--- begin Data provided ---

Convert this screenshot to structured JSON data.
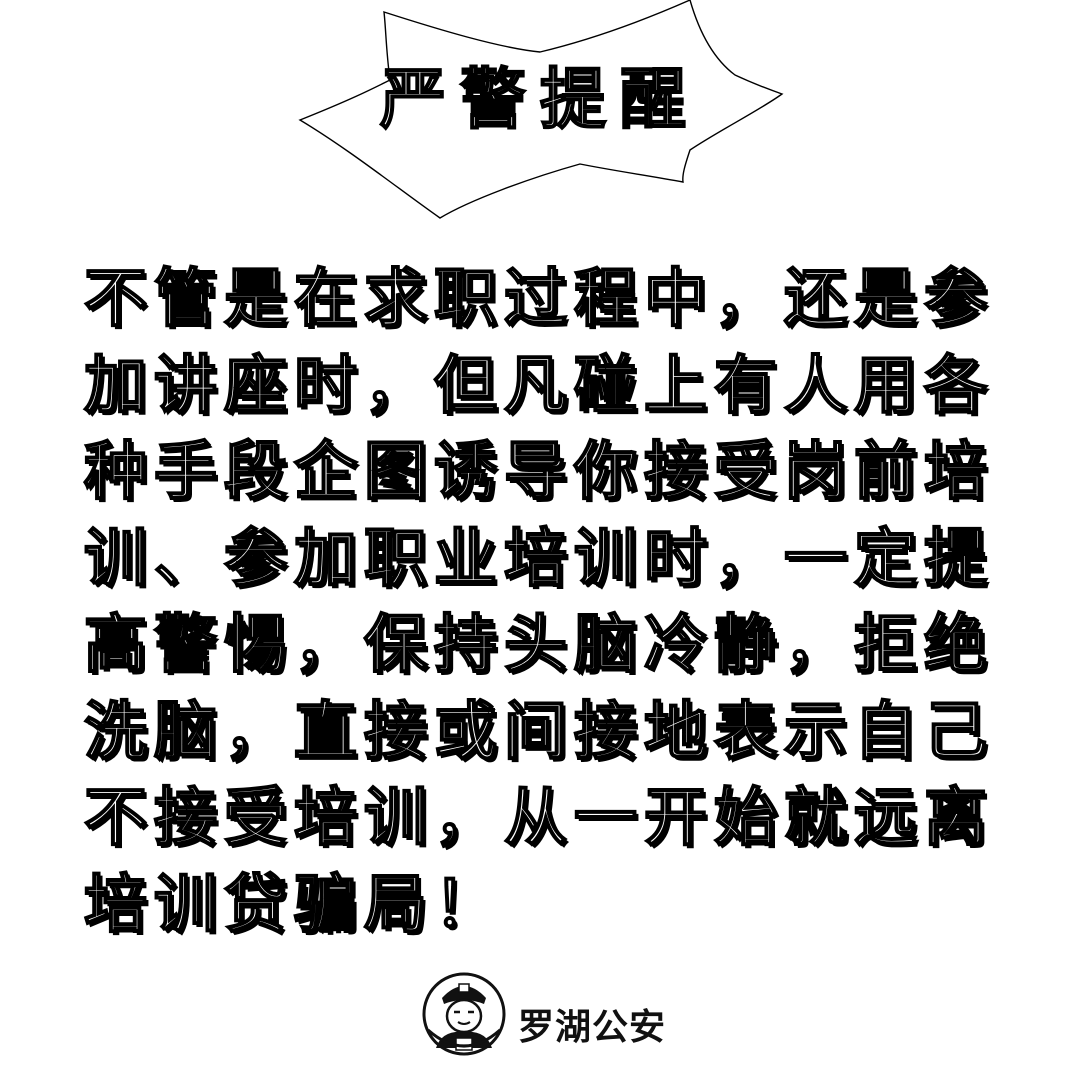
{
  "banner": {
    "title": "严警提醒"
  },
  "message": {
    "lines": [
      "不管是在求职过程中，还是参",
      "加讲座时，但凡碰上有人用各",
      "种手段企图诱导你接受岗前培",
      "训、参加职业培训时，一定提",
      "高警惕，保持头脑冷静，拒绝",
      "洗脑，直接或间接地表示自己",
      "不接受培训，从一开始就远离",
      "培训贷骗局！"
    ]
  },
  "footer": {
    "brand": "罗湖公安",
    "emblem_icon": "police-officer-cartoon-icon"
  },
  "colors": {
    "background": "#ffffff",
    "text_fill": "#ffffff",
    "text_outline": "#000000"
  }
}
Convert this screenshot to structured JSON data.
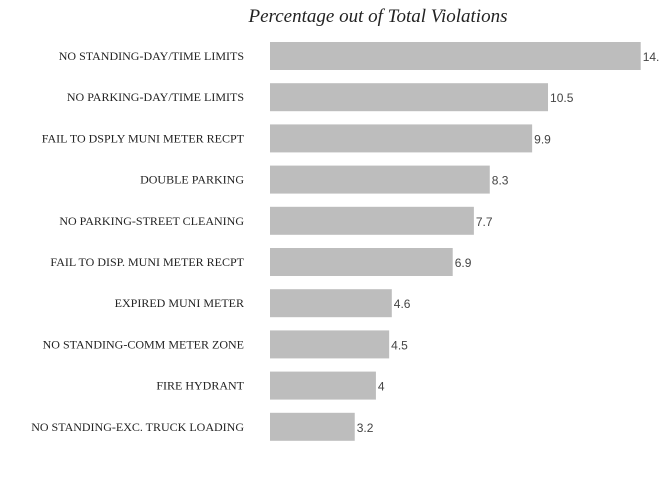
{
  "chart_data": {
    "type": "bar",
    "orientation": "horizontal",
    "title": "Percentage out of Total Violations",
    "categories": [
      "NO STANDING-DAY/TIME LIMITS",
      "NO PARKING-DAY/TIME LIMITS",
      "FAIL TO DSPLY MUNI METER RECPT",
      "DOUBLE PARKING",
      "NO PARKING-STREET CLEANING",
      "FAIL TO DISP. MUNI METER RECPT",
      "EXPIRED MUNI METER",
      "NO STANDING-COMM METER ZONE",
      "FIRE HYDRANT",
      "NO STANDING-EXC. TRUCK LOADING"
    ],
    "values": [
      14.0,
      10.5,
      9.9,
      8.3,
      7.7,
      6.9,
      4.6,
      4.5,
      4.0,
      3.2
    ],
    "value_labels": [
      "14.",
      "10.5",
      "9.9",
      "8.3",
      "7.7",
      "6.9",
      "4.6",
      "4.5",
      "4",
      "3.2"
    ],
    "xlabel": "",
    "ylabel": "",
    "xlim": [
      0,
      14.2
    ],
    "grid": false,
    "legend": "none",
    "bar_color": "#bdbdbd"
  }
}
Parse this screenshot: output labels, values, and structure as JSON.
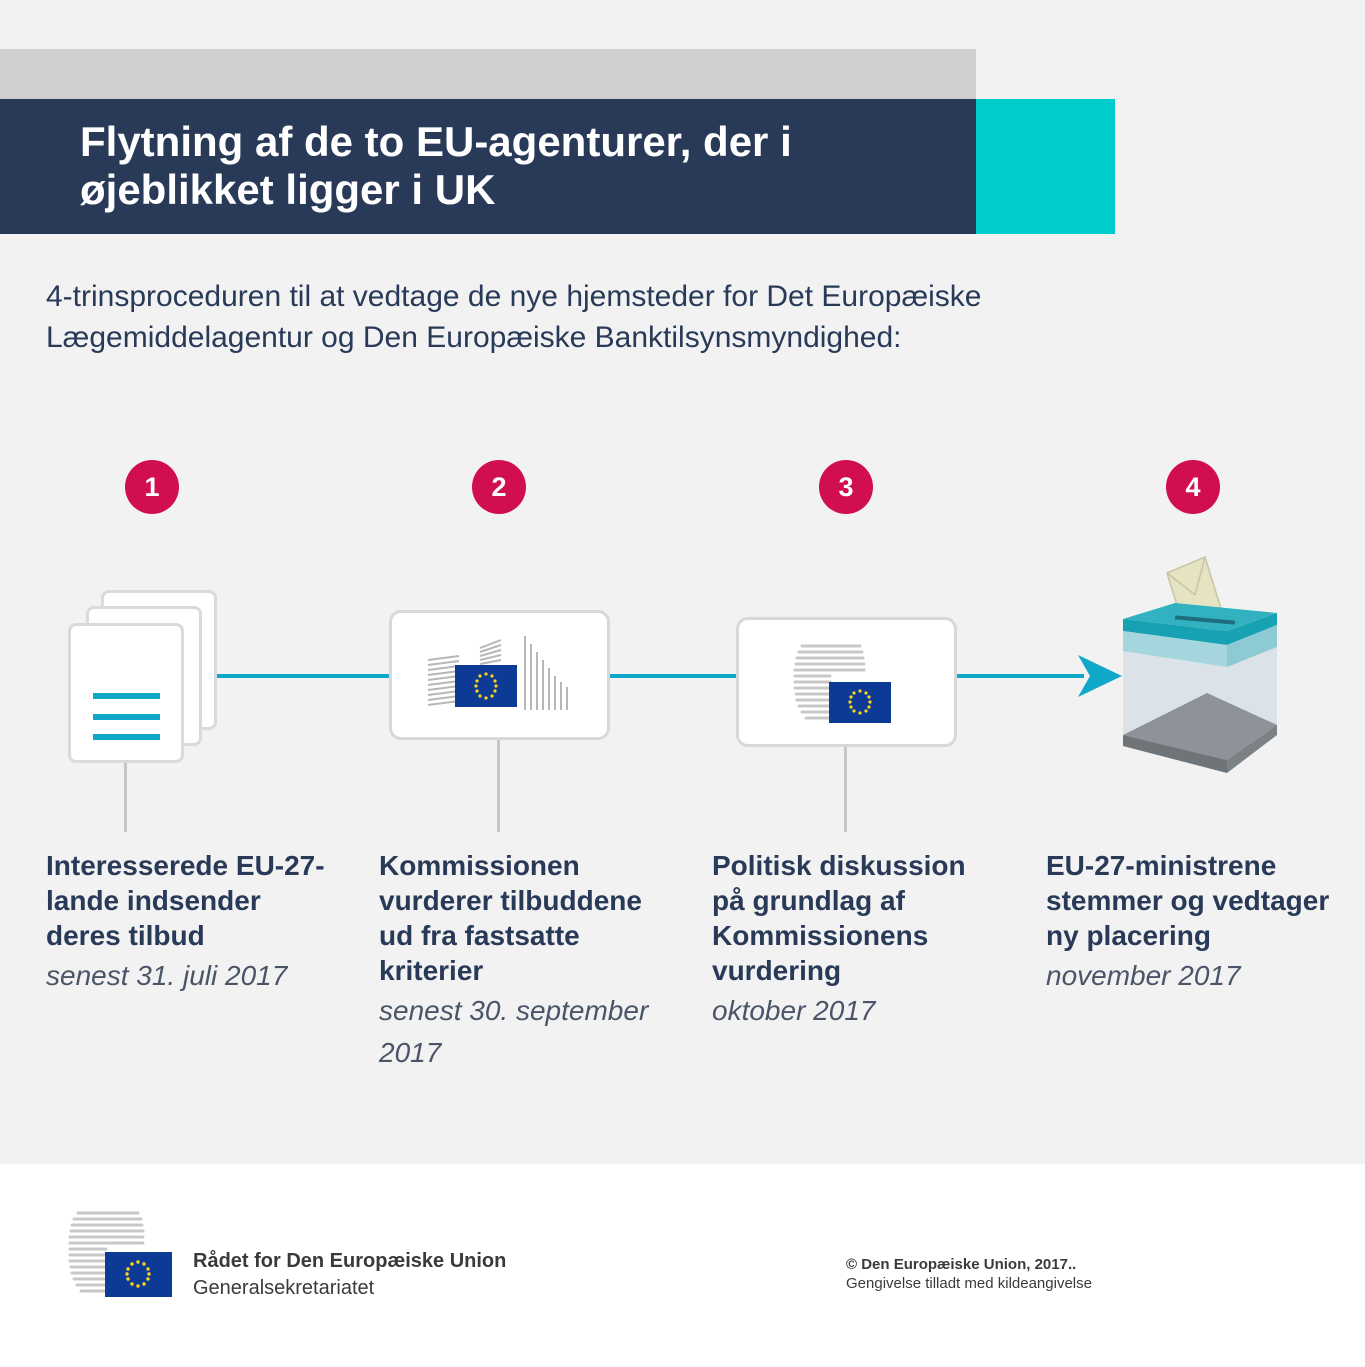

--- end Data provided ---

**The task:** Copy all lines in the listing above where the string "values" appears.

**Finished answer:**
    "values": [
Parse this screenshot: output labels, values, and structure as JSON.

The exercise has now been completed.